• _Written task_
Without including the pictures, copy out every line below.

• _Stored records_
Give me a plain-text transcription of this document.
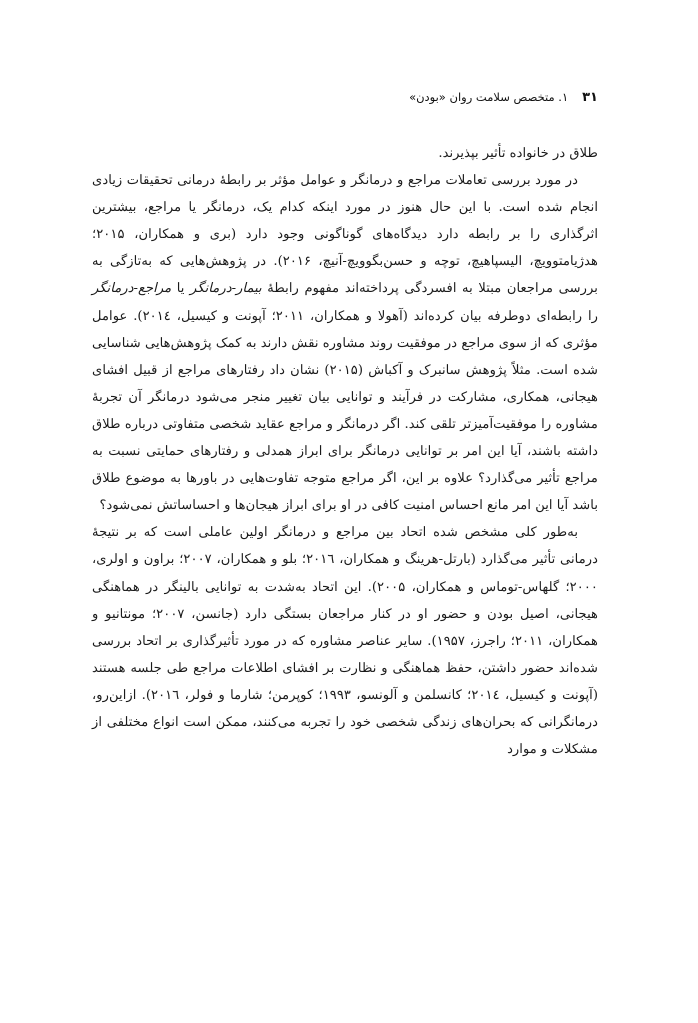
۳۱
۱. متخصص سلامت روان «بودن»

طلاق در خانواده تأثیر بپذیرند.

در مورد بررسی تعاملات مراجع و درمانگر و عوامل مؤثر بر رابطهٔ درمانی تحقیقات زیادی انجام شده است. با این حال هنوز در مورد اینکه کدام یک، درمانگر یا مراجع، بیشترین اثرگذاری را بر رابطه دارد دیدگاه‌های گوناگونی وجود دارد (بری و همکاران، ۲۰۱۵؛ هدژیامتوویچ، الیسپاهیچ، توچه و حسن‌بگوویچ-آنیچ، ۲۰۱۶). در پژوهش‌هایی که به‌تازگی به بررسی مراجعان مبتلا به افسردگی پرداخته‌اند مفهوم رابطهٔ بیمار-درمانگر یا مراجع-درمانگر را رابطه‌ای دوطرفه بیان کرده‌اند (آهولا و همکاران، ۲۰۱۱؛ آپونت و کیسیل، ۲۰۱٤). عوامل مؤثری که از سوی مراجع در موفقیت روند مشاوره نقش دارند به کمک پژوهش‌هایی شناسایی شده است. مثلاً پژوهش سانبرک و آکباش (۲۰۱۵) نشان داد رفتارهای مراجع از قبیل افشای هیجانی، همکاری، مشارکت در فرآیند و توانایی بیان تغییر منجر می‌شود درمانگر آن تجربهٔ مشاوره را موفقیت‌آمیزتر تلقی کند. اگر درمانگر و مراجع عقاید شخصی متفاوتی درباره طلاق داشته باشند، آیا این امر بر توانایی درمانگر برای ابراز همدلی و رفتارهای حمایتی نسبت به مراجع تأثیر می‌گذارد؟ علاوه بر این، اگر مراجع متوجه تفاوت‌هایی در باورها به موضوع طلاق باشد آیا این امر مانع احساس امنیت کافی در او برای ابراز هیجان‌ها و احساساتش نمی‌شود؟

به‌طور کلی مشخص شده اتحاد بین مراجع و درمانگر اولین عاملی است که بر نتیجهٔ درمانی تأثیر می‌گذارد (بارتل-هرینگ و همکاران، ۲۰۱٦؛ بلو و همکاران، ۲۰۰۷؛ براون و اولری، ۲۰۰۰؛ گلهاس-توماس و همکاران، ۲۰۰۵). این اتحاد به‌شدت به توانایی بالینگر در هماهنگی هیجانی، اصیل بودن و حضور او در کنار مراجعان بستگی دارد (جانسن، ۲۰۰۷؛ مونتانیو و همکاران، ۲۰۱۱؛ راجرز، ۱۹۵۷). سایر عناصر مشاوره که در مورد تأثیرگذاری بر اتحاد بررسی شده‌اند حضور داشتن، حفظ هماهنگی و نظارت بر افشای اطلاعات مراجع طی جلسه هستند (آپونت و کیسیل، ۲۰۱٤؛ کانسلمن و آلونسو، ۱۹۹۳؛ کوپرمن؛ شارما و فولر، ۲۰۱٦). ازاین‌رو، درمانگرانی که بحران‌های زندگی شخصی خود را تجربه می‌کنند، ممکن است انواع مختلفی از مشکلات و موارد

• _Finished exercise_
Give me a plain-text transcription of this document.
۳۱
۱. متخصص سلامت روان «بودن»

طلاق در خانواده تأثیر بپذیرند.

در مورد بررسی تعاملات مراجع و درمانگر و عوامل مؤثر بر رابطهٔ درمانی تحقیقات زیادی انجام شده است. با این حال هنوز در مورد اینکه کدام یک، درمانگر یا مراجع، بیشترین اثرگذاری را بر رابطه دارد دیدگاه‌های گوناگونی وجود دارد (بری و همکاران، ۲۰۱۵؛ هدژیامتوویچ، الیسپاهیچ، توچه و حسن‌بگوویچ-آنیچ، ۲۰۱۶). در پژوهش‌هایی که به‌تازگی به بررسی مراجعان مبتلا به افسردگی پرداخته‌اند مفهوم رابطهٔ بیمار-درمانگر یا مراجع-درمانگر را رابطه‌ای دوطرفه بیان کرده‌اند (آهولا و همکاران، ۲۰۱۱؛ آپونت و کیسیل، ۲۰۱٤). عوامل مؤثری که از سوی مراجع در موفقیت روند مشاوره نقش دارند به کمک پژوهش‌هایی شناسایی شده است. مثلاً پژوهش سانبرک و آکباش (۲۰۱۵) نشان داد رفتارهای مراجع از قبیل افشای هیجانی، همکاری، مشارکت در فرآیند و توانایی بیان تغییر منجر می‌شود درمانگر آن تجربهٔ مشاوره را موفقیت‌آمیزتر تلقی کند. اگر درمانگر و مراجع عقاید شخصی متفاوتی درباره طلاق داشته باشند، آیا این امر بر توانایی درمانگر برای ابراز همدلی و رفتارهای حمایتی نسبت به مراجع تأثیر می‌گذارد؟ علاوه بر این، اگر مراجع متوجه تفاوت‌هایی در باورها به موضوع طلاق باشد آیا این امر مانع احساس امنیت کافی در او برای ابراز هیجان‌ها و احساساتش نمی‌شود؟

به‌طور کلی مشخص شده اتحاد بین مراجع و درمانگر اولین عاملی است که بر نتیجهٔ درمانی تأثیر می‌گذارد (بارتل-هرینگ و همکاران، ۲۰۱٦؛ بلو و همکاران، ۲۰۰۷؛ براون و اولری، ۲۰۰۰؛ گلهاس-توماس و همکاران، ۲۰۰۵). این اتحاد به‌شدت به توانایی بالینگر در هماهنگی هیجانی، اصیل بودن و حضور او در کنار مراجعان بستگی دارد (جانسن، ۲۰۰۷؛ مونتانیو و همکاران، ۲۰۱۱؛ راجرز، ۱۹۵۷). سایر عناصر مشاوره که در مورد تأثیرگذاری بر اتحاد بررسی شده‌اند حضور داشتن، حفظ هماهنگی و نظارت بر افشای اطلاعات مراجع طی جلسه هستند (آپونت و کیسیل، ۲۰۱٤؛ کانسلمن و آلونسو، ۱۹۹۳؛ کوپرمن؛ شارما و فولر، ۲۰۱٦). ازاین‌رو، درمانگرانی که بحران‌های زندگی شخصی خود را تجربه می‌کنند، ممکن است انواع مختلفی از مشکلات و موارد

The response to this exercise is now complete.